Collected data entries:
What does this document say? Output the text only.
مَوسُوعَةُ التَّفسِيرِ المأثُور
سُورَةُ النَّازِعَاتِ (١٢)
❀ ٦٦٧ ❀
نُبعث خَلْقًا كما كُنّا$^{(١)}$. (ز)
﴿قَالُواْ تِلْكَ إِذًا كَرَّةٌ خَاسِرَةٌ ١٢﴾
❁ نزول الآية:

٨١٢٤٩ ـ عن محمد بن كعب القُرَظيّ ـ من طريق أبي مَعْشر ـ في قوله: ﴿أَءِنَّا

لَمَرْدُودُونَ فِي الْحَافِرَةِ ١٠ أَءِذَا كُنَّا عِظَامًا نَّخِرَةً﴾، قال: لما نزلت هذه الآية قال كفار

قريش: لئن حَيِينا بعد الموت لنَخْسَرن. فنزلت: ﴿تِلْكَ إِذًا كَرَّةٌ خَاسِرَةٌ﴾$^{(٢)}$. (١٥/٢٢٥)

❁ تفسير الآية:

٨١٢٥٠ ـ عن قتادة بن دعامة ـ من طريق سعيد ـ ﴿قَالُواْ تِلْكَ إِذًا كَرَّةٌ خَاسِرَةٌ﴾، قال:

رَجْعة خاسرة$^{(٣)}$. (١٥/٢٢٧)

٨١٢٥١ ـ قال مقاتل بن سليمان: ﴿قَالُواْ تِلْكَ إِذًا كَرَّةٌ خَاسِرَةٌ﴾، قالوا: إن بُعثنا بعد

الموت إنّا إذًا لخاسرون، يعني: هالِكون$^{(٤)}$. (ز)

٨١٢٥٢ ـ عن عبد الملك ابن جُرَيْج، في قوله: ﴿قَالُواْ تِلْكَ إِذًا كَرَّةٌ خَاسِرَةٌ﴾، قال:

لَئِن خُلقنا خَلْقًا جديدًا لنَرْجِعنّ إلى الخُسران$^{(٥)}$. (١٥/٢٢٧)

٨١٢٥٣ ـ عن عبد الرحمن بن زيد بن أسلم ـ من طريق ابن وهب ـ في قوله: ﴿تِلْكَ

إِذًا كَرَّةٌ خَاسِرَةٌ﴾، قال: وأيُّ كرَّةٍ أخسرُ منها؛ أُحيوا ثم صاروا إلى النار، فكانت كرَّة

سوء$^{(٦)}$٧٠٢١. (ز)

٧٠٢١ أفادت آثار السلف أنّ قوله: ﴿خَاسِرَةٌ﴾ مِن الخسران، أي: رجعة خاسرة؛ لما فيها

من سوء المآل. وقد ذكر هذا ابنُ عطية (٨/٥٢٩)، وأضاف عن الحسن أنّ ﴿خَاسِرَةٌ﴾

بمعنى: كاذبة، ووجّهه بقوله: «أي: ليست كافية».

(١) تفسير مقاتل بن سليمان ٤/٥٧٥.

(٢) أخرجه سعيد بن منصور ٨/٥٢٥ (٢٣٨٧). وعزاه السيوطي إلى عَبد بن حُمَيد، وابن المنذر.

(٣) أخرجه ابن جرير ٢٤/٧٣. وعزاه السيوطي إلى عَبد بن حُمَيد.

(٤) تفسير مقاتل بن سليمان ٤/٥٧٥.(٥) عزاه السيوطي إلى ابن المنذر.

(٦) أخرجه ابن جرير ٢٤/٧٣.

--

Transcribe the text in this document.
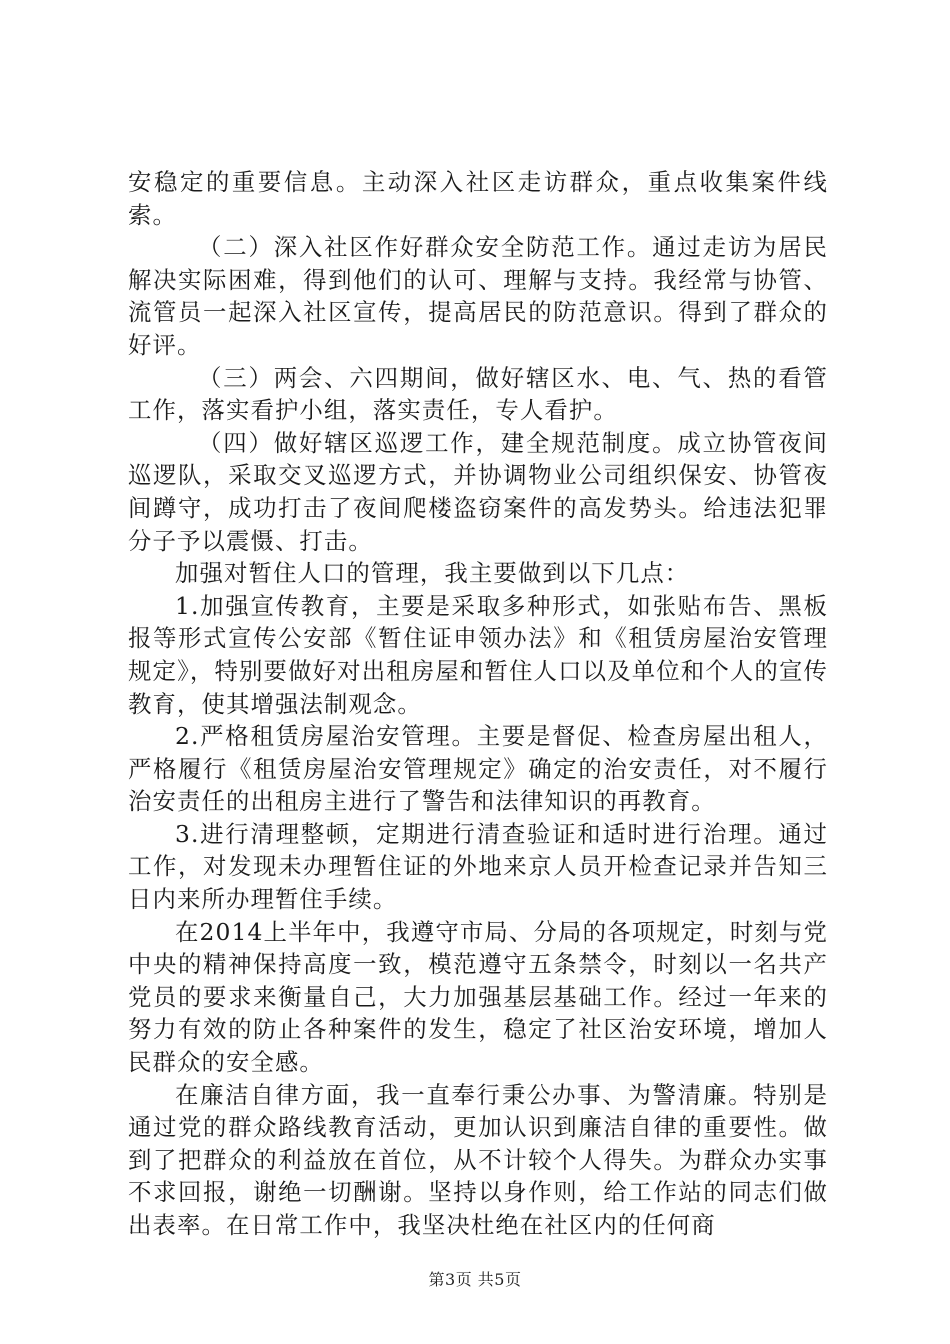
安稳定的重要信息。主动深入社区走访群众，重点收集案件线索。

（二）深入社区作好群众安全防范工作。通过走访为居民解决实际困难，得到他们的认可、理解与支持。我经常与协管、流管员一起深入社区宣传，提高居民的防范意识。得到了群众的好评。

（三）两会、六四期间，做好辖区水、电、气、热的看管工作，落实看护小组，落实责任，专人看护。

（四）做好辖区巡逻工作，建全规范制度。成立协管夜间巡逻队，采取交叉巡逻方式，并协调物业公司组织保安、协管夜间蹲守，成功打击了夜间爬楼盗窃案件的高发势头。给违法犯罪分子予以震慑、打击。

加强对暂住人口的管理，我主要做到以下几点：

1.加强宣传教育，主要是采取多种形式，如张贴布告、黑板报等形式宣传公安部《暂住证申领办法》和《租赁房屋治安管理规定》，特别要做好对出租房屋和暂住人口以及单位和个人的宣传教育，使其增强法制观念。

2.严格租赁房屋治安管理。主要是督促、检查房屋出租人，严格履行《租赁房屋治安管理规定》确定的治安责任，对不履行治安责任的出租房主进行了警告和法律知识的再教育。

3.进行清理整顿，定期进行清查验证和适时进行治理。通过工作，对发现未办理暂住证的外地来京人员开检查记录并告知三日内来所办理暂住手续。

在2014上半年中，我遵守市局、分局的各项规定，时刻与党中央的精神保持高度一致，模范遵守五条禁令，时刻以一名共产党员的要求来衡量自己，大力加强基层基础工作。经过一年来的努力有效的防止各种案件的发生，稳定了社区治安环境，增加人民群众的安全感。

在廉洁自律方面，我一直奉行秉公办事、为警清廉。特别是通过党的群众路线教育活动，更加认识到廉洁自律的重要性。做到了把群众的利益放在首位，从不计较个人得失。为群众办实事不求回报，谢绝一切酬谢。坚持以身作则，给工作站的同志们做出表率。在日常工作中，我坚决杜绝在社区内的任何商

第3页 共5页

---

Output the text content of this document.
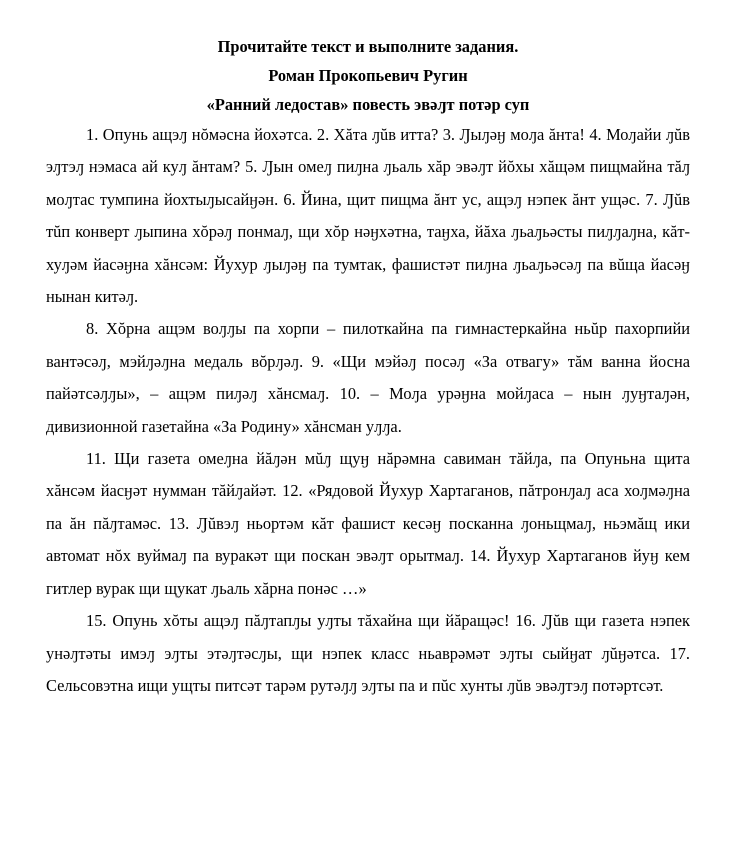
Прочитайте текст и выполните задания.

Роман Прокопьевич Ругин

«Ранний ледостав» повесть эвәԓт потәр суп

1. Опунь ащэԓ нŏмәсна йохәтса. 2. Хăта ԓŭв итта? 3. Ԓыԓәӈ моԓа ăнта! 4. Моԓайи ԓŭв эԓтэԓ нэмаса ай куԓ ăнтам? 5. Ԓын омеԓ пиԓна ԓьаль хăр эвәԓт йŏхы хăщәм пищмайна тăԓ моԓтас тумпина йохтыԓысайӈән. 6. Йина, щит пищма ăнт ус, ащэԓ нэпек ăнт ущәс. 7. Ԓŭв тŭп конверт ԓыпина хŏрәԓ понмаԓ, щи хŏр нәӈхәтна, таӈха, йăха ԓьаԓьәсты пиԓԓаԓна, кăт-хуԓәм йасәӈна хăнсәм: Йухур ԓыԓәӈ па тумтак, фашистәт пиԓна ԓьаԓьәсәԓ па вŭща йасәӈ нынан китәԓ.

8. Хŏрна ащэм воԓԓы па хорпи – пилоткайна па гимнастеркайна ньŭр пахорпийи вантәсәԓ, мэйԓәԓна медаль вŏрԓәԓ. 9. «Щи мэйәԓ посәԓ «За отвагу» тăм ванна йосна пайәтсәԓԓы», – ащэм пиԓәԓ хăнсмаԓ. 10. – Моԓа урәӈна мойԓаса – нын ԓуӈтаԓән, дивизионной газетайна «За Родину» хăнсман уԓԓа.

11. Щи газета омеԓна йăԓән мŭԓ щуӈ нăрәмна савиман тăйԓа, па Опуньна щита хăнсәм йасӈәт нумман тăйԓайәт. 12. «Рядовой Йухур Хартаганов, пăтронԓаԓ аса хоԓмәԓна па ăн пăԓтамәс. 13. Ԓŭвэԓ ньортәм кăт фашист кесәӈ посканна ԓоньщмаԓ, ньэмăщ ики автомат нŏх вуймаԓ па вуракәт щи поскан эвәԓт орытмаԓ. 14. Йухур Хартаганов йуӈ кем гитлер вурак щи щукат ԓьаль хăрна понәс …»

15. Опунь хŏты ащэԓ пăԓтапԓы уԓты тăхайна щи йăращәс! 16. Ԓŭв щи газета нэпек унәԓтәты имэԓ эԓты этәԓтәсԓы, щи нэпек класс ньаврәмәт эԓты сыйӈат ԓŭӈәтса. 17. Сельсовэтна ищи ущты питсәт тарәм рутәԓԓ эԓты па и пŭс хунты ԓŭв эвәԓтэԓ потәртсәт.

- SET PROBLEM
Find the string "Output" in the listing and return every line that holds it.

- RESULT OF THIS EXERCISE
What does this document say? Output the text only.
Output the text content of this document.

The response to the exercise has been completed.